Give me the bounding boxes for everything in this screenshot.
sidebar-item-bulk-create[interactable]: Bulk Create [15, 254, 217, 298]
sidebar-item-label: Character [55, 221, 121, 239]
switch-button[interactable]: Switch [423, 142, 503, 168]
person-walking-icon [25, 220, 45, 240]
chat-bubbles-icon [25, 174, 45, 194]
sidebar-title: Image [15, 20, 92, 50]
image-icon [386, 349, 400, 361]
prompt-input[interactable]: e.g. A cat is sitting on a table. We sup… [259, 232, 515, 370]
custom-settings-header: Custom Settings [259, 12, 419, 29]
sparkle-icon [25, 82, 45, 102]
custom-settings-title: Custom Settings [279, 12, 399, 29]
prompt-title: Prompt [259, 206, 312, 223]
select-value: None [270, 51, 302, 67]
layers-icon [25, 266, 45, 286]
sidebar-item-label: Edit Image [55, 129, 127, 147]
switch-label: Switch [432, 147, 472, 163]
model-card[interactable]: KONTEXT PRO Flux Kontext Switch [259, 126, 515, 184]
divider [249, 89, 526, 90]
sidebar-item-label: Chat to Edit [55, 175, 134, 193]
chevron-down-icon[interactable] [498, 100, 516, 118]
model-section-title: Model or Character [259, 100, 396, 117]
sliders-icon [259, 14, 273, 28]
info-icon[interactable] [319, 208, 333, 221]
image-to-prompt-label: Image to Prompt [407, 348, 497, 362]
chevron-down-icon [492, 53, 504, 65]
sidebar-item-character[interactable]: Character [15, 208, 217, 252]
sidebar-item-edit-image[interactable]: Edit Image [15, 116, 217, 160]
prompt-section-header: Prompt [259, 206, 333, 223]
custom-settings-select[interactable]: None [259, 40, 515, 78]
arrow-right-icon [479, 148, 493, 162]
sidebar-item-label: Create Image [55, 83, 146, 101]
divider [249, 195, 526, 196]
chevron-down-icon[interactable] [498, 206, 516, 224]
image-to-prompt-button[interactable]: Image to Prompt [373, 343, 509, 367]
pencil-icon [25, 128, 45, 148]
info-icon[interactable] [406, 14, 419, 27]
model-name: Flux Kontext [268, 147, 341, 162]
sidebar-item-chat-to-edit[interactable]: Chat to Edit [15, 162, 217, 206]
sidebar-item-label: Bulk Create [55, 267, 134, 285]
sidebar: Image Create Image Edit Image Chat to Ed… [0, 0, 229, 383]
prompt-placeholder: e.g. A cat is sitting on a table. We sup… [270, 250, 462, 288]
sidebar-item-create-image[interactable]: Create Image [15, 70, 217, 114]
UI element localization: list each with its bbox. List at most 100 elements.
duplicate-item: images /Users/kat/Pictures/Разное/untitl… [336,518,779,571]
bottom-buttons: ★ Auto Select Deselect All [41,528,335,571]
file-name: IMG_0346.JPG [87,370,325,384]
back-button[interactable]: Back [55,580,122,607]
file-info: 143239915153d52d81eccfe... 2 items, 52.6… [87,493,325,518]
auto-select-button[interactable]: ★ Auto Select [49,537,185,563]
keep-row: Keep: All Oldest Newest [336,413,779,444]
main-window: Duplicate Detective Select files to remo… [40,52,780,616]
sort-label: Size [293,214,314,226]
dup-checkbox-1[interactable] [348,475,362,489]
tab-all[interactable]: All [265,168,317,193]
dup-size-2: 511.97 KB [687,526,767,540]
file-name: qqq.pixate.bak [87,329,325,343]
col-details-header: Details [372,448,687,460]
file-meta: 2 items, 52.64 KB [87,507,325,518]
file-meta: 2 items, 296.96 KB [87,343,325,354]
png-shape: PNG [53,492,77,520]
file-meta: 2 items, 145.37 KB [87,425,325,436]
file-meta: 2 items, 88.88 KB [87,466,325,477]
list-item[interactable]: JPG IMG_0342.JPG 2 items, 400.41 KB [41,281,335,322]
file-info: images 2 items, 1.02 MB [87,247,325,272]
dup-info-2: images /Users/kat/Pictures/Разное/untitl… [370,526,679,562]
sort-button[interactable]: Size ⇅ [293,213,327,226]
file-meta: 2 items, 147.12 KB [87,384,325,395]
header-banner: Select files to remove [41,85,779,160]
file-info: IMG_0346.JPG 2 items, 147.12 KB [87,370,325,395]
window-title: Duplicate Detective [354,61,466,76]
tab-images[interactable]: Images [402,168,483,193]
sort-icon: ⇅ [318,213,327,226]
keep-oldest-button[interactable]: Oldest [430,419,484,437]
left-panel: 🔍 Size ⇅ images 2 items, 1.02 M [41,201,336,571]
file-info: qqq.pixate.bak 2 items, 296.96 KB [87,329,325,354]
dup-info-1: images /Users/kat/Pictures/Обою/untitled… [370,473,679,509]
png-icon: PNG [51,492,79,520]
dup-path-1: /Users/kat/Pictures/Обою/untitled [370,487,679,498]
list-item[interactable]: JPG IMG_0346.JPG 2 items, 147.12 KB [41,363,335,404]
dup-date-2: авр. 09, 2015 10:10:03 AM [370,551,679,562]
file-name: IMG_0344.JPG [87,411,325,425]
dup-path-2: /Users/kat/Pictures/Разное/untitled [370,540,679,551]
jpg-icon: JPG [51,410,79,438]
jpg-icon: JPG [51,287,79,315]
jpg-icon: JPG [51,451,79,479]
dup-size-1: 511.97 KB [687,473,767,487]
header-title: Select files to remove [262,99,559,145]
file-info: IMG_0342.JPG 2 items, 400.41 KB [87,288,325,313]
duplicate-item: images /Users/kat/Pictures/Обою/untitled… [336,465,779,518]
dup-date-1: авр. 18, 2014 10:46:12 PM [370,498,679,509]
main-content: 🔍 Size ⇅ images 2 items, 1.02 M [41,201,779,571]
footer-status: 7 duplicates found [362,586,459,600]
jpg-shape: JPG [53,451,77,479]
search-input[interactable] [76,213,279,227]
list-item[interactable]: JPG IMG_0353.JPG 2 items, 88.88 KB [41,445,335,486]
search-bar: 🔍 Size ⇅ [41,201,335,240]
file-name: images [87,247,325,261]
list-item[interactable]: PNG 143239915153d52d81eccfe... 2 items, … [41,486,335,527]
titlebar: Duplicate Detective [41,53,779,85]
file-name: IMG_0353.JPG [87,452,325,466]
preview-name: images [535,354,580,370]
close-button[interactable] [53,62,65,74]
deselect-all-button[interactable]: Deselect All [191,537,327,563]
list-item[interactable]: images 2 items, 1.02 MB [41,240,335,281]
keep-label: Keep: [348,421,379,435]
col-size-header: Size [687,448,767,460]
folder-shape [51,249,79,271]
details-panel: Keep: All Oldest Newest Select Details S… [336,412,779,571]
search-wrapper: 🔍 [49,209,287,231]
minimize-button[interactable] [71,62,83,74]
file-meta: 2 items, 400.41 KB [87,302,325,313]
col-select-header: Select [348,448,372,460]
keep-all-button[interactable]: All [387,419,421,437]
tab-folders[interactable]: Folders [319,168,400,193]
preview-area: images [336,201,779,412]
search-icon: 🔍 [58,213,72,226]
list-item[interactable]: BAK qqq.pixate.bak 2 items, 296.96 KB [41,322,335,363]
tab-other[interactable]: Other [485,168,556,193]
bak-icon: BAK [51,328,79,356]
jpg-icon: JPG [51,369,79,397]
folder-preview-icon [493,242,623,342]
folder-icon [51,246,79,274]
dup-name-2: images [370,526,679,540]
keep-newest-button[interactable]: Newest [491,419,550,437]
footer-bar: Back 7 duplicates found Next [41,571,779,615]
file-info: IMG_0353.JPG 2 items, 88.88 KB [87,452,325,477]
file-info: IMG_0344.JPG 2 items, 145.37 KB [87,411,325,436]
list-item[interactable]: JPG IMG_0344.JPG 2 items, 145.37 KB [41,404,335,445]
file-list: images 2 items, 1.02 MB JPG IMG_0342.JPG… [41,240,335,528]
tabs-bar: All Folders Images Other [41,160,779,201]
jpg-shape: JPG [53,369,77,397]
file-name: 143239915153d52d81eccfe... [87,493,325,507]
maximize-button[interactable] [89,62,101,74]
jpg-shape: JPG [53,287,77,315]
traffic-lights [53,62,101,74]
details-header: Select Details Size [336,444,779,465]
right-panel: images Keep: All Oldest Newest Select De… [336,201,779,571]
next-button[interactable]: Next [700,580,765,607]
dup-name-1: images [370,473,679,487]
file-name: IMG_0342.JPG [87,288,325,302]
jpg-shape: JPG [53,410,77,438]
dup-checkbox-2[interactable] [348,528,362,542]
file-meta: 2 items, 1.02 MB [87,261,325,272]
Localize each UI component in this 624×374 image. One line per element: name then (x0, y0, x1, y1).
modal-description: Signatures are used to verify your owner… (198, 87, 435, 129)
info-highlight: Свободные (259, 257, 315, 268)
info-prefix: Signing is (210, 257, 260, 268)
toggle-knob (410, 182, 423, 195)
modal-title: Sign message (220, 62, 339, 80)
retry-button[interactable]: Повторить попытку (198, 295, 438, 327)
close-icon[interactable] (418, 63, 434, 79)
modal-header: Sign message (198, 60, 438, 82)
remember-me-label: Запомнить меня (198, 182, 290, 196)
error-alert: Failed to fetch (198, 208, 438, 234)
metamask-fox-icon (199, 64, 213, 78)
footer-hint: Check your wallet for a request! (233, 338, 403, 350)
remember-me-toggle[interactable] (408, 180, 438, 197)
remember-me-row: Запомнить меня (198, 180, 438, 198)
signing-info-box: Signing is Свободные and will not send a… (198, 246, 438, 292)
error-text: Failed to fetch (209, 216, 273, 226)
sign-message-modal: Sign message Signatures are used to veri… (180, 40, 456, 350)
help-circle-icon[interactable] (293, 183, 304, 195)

-- -- --

PROMPT: Update the entries from the start through the line containing "switch-button[interactable]: Switch [423, 142, 503, 168]", putting "Avatar" in place of "Character" and leaving everything else unchanged.

TASK RESPONSE:
Give me the bounding boxes for everything in this screenshot.
sidebar-item-bulk-create[interactable]: Bulk Create [15, 254, 217, 298]
sidebar-item-label: Avatar [55, 221, 121, 239]
switch-button[interactable]: Switch [423, 142, 503, 168]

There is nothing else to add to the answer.